— Problem —
Copy, in full, each line of the material that holds the word "climatology".

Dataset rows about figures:
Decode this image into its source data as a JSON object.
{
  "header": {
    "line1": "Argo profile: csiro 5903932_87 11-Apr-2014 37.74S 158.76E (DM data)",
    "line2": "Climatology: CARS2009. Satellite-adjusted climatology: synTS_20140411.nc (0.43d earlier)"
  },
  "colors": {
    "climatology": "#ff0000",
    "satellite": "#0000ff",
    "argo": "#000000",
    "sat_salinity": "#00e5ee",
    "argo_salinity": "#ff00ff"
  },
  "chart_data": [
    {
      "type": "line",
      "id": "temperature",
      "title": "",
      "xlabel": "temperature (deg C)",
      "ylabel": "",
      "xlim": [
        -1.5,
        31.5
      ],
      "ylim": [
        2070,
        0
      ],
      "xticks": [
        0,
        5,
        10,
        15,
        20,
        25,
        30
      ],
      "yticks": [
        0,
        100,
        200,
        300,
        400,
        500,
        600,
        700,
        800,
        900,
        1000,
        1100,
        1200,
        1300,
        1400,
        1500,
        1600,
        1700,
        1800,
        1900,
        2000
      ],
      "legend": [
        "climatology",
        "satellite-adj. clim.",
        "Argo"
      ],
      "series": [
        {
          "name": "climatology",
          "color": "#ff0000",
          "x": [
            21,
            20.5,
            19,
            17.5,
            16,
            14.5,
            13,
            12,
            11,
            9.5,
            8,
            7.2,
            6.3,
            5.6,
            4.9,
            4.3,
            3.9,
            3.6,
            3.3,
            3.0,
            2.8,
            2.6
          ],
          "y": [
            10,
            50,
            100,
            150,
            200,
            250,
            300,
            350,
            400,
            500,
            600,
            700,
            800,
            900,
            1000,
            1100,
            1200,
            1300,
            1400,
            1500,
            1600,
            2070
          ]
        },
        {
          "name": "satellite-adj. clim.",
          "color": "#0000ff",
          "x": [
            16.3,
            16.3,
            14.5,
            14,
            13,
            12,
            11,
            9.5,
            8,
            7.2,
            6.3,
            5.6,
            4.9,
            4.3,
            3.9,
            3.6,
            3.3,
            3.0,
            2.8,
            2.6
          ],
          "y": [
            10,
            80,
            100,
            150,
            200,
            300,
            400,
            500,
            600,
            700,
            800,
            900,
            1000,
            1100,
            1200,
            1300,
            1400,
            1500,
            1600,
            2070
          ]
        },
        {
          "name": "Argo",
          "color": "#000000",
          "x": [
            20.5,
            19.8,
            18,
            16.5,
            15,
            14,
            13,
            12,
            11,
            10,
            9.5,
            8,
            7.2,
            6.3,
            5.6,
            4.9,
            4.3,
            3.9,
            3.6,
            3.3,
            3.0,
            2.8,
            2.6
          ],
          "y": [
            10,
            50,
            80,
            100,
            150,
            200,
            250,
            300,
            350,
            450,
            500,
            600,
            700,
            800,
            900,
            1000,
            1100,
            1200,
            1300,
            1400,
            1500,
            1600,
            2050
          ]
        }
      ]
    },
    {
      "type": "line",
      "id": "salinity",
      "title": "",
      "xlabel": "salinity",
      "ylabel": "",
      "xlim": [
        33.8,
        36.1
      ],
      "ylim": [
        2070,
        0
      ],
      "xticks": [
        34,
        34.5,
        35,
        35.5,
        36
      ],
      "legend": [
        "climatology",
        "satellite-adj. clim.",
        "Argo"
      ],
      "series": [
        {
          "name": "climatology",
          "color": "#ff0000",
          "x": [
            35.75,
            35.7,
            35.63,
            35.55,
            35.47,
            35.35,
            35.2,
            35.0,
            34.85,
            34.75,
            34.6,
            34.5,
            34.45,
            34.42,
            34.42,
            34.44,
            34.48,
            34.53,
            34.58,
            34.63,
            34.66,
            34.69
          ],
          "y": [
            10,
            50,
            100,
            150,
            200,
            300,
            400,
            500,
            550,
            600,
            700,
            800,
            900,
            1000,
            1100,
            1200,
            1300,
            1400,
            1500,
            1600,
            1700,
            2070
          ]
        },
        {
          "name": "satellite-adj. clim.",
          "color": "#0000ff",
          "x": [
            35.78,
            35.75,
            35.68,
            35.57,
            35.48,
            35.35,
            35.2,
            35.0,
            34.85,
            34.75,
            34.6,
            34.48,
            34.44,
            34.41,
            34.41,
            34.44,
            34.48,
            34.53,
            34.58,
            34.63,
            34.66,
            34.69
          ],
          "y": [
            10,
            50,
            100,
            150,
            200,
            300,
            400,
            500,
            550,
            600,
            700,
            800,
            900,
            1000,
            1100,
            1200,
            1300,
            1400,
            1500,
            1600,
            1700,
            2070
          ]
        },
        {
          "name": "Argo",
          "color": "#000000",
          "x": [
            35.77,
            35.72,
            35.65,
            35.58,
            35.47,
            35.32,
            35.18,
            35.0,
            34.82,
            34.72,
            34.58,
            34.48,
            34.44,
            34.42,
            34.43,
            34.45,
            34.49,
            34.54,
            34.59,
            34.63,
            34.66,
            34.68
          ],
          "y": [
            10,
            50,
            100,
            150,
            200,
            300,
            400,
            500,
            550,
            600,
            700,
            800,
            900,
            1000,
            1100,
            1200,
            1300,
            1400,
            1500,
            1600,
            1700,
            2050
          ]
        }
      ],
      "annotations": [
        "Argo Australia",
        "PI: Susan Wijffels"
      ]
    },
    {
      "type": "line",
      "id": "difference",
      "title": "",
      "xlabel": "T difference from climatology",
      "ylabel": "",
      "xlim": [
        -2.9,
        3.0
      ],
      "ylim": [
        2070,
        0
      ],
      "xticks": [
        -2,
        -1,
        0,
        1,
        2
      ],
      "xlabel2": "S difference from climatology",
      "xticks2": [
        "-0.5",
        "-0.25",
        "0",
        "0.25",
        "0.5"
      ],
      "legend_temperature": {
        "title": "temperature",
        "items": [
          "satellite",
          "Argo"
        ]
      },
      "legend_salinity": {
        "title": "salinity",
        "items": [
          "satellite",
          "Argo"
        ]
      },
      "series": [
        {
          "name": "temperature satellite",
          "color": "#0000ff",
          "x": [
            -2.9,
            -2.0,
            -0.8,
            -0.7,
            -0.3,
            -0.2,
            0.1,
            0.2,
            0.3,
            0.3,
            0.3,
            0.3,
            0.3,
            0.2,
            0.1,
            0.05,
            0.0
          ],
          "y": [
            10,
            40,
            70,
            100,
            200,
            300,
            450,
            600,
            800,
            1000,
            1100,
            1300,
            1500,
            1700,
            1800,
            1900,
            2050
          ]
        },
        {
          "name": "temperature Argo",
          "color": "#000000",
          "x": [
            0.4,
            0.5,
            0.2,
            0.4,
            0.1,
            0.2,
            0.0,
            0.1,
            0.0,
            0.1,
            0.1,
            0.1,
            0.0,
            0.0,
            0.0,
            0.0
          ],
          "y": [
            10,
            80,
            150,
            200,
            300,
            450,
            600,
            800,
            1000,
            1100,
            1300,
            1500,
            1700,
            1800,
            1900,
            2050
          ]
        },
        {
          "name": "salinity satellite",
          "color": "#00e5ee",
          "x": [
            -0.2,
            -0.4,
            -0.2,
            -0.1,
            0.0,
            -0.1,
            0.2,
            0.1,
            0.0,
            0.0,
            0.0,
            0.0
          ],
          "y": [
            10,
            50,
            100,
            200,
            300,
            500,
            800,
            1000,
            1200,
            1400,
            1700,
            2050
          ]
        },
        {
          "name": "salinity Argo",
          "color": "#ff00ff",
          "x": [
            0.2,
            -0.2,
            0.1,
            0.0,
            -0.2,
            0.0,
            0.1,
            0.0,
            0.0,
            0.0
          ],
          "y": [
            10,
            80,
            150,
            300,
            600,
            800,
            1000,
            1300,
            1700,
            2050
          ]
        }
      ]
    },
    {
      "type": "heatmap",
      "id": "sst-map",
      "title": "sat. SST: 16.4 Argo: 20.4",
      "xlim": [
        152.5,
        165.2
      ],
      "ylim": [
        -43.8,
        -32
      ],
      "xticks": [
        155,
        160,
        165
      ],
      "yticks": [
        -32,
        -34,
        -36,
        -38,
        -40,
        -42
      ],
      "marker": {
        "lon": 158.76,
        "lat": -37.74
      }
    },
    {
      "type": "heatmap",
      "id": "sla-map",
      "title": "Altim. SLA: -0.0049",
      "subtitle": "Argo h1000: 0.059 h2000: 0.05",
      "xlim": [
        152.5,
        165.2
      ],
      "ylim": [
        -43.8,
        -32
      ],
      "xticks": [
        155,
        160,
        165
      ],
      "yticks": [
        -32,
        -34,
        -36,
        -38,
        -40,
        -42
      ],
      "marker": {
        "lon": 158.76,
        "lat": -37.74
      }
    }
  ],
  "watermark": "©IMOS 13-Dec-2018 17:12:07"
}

— Exercise output —
    "line2": "Climatology: CARS2009. Satellite-adjusted climatology: synTS_20140411.nc (0.43d earlier)"
    "climatology": "#ff0000",
        "climatology",
          "name": "climatology",
        "climatology",
          "name": "climatology",
      "xlabel": "T difference from climatology",
      "xlabel2": "S difference from climatology",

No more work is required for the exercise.